:: What you should do ::
Search the listing below for the string "بوقچی" and copy every line where it occurs.

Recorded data
----

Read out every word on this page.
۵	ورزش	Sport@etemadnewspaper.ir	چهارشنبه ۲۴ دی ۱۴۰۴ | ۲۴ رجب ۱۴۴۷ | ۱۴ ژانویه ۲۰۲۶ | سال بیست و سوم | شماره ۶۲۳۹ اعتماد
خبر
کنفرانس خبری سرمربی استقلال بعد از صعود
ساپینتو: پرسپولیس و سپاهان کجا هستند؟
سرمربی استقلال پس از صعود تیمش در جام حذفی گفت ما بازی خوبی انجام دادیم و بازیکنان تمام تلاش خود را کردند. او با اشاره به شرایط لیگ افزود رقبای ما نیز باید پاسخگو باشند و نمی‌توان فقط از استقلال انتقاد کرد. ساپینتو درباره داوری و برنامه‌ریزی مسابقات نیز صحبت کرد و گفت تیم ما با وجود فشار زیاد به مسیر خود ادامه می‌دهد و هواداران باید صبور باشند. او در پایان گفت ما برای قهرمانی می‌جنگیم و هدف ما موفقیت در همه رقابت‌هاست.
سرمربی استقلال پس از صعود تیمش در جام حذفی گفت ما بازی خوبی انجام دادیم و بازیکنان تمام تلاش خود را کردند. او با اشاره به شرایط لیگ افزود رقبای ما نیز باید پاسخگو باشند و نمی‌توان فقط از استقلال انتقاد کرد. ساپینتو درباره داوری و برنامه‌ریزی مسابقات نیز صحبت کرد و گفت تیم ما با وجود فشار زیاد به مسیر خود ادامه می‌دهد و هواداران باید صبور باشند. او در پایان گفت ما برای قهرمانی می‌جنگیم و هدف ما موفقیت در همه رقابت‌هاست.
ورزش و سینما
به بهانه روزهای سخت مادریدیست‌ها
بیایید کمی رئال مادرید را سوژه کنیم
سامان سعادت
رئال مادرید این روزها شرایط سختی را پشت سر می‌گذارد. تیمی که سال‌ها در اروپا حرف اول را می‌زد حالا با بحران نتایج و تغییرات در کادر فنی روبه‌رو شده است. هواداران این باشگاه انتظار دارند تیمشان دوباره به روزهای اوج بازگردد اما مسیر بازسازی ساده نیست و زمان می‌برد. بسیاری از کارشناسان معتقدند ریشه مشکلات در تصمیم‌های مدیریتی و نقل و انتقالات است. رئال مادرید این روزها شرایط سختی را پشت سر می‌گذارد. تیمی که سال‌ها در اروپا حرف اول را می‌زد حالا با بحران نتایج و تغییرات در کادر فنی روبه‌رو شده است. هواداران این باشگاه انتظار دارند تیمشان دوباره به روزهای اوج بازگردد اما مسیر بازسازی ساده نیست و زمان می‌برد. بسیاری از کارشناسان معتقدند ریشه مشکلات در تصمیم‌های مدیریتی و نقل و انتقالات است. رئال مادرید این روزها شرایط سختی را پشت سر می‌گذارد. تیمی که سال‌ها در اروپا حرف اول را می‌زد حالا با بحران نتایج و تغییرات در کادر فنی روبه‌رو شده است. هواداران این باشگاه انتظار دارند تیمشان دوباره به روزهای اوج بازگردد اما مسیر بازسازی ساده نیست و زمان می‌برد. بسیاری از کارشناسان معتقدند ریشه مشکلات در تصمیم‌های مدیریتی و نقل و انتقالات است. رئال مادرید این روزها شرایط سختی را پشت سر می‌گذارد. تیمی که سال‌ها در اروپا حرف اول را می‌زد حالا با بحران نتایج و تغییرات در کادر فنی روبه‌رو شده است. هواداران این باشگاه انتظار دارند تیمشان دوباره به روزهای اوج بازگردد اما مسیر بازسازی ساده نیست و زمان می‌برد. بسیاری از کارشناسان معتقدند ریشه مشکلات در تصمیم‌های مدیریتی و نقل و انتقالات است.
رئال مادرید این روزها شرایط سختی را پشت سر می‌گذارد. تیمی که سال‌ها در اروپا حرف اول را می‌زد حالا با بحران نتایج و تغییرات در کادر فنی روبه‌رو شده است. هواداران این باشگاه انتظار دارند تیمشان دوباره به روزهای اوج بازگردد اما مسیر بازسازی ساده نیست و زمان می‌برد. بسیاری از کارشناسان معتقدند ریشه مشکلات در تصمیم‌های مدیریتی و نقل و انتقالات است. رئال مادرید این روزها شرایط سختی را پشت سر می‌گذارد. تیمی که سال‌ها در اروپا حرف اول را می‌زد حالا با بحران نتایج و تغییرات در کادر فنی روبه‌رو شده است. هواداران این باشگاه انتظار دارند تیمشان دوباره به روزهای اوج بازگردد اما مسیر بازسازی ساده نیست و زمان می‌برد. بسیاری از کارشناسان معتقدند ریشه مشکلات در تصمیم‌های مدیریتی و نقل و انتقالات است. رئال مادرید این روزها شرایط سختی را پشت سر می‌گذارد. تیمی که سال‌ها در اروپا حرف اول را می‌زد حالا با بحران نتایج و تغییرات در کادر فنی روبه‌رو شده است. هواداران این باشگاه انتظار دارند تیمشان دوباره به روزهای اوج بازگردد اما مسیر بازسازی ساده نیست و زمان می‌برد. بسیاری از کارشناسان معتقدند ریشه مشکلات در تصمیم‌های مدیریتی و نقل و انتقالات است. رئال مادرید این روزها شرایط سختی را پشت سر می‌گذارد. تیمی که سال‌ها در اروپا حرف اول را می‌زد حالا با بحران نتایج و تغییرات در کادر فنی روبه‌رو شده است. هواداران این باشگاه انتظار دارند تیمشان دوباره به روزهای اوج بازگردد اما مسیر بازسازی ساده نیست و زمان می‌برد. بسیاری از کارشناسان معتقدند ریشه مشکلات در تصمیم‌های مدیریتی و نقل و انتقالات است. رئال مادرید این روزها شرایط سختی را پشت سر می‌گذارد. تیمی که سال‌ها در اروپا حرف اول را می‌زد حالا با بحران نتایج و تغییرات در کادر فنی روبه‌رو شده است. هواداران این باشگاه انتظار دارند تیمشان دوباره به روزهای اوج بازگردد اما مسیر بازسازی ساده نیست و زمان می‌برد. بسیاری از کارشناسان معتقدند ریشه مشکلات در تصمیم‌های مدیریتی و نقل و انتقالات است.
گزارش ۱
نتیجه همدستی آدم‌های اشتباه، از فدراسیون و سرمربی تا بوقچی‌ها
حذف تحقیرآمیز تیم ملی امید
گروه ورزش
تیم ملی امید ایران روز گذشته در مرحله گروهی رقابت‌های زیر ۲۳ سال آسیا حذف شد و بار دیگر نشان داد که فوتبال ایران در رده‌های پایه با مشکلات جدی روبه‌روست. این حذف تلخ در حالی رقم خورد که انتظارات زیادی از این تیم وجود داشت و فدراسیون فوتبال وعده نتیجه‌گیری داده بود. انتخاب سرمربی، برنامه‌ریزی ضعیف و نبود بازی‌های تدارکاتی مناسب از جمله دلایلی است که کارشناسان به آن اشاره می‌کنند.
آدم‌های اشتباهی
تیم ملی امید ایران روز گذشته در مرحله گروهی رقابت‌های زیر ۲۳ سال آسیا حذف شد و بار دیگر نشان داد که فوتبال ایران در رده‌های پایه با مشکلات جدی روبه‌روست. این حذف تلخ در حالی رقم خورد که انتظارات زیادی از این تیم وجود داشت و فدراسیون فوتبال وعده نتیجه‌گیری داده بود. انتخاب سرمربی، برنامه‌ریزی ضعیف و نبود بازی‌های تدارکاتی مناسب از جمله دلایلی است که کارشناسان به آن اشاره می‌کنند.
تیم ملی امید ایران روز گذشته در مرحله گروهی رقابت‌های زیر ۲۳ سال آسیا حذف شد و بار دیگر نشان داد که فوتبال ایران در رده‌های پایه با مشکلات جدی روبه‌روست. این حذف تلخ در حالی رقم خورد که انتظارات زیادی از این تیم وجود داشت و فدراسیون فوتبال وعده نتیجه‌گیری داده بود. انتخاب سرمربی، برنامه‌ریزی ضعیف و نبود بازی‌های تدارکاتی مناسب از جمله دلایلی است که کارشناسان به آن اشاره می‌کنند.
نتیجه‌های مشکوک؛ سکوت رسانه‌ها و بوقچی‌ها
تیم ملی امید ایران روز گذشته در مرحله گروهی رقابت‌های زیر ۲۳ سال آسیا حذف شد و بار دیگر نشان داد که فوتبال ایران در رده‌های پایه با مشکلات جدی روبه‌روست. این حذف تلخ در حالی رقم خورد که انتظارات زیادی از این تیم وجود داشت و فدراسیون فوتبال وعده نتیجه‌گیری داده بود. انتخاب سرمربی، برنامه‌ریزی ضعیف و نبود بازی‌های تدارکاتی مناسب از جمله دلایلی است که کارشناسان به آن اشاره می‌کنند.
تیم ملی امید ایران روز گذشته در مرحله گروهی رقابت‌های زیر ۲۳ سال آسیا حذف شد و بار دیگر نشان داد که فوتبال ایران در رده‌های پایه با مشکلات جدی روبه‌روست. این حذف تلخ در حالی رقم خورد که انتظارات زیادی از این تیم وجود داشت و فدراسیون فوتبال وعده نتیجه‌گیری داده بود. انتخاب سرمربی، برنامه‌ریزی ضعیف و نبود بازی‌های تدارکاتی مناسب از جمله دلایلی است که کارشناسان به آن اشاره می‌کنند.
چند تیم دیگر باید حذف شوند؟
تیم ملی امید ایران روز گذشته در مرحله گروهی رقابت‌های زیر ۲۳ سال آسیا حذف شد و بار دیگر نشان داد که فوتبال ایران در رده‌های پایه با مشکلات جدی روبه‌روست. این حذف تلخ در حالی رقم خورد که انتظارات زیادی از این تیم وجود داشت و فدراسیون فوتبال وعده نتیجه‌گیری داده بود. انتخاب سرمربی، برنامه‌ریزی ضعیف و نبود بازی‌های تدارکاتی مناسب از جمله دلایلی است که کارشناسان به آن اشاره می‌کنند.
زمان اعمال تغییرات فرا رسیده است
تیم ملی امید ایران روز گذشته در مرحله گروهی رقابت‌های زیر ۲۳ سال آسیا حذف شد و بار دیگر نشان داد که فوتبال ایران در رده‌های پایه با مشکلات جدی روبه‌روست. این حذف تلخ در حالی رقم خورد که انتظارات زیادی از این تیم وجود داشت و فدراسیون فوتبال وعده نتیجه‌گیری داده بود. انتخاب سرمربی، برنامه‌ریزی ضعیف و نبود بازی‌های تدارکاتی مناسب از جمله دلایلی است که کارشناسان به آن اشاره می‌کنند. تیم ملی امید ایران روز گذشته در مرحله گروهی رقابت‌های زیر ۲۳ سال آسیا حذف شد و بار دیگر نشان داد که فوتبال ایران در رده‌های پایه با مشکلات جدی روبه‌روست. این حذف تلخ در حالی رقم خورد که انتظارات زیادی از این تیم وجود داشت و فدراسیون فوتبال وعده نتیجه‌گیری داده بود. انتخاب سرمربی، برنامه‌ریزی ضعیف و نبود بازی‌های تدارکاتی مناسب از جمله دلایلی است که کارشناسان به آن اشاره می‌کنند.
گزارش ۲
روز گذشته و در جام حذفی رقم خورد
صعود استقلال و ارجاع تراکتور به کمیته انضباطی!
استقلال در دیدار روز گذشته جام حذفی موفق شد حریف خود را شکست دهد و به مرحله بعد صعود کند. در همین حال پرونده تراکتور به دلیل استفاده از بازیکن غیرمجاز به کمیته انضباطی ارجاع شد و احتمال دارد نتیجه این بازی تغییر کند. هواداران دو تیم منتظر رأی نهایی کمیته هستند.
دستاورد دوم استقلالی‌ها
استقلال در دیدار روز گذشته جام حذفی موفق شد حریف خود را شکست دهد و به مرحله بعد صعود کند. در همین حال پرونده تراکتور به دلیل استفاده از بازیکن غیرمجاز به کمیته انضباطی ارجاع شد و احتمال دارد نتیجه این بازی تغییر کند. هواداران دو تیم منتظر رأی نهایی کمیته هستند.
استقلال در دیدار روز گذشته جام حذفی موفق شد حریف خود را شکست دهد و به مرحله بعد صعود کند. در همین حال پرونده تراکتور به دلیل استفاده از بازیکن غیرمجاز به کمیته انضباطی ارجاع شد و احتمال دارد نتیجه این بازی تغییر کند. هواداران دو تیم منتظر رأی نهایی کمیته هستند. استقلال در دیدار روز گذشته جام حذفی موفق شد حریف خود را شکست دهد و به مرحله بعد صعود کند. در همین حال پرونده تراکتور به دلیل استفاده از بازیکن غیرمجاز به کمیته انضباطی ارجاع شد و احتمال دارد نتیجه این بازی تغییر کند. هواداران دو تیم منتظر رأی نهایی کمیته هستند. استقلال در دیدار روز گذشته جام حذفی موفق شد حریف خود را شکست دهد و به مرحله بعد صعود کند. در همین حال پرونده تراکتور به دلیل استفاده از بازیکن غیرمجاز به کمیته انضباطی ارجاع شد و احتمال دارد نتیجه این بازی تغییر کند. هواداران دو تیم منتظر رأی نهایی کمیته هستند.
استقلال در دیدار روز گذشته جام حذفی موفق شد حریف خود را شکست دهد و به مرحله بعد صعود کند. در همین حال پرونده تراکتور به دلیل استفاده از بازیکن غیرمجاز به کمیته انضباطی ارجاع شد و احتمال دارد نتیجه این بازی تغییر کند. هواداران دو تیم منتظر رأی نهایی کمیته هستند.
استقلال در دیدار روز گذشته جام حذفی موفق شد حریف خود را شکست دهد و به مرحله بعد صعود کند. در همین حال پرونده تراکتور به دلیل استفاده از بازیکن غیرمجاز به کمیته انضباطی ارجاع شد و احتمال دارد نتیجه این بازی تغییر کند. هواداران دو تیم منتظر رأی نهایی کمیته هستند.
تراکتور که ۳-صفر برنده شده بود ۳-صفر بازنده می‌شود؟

----

:: Response below ::
نتیجه همدستی آدم‌های اشتباه، از فدراسیون و سرمربی تا بوقچی‌ها
نتیجه‌های مشکوک؛ سکوت رسانه‌ها و بوقچی‌ها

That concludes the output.